> Stored items from a collection:

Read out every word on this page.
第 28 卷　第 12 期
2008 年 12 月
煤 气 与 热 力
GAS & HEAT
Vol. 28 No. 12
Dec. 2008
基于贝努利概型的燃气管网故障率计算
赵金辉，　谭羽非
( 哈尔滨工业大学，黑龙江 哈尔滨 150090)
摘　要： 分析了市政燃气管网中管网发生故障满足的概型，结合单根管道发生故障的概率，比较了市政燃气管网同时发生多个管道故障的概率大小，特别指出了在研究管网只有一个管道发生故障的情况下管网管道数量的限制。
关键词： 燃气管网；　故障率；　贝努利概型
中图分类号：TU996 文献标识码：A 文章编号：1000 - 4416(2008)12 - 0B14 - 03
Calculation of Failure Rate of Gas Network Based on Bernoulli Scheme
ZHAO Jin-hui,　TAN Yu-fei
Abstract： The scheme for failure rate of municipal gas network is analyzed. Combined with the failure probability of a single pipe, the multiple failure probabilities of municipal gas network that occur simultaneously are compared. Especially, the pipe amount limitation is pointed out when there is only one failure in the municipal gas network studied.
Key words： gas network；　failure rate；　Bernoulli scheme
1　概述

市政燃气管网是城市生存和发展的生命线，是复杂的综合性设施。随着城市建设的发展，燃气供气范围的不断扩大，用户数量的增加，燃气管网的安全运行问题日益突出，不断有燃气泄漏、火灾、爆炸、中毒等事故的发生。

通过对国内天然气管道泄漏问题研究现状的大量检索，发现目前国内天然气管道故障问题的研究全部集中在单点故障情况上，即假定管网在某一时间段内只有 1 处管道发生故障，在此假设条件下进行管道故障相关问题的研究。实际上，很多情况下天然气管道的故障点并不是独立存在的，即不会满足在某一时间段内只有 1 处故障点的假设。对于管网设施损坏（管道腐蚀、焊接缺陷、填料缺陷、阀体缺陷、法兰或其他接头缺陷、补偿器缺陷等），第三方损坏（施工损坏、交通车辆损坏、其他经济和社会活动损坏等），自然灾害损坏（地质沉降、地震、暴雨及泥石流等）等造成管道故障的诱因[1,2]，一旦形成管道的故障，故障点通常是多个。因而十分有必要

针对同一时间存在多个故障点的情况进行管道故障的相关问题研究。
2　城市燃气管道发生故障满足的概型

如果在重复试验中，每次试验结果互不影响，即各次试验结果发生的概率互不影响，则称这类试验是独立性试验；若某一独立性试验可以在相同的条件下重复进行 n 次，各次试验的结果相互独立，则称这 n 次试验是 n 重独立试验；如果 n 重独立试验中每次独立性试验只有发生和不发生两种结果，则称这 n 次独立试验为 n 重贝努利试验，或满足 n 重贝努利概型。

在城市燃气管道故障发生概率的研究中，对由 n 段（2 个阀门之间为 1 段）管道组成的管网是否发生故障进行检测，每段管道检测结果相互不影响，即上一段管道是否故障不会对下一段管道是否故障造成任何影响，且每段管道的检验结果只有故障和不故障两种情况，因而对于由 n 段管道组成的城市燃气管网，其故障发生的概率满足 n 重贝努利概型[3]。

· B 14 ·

> Requirement:
Reproduce every line of the listing above in which the string "Bernoulli" appears.

> Answer for this exercise:
Calculation of Failure Rate of Gas Network Based on Bernoulli Scheme
Key words： gas network；　failure rate；　Bernoulli scheme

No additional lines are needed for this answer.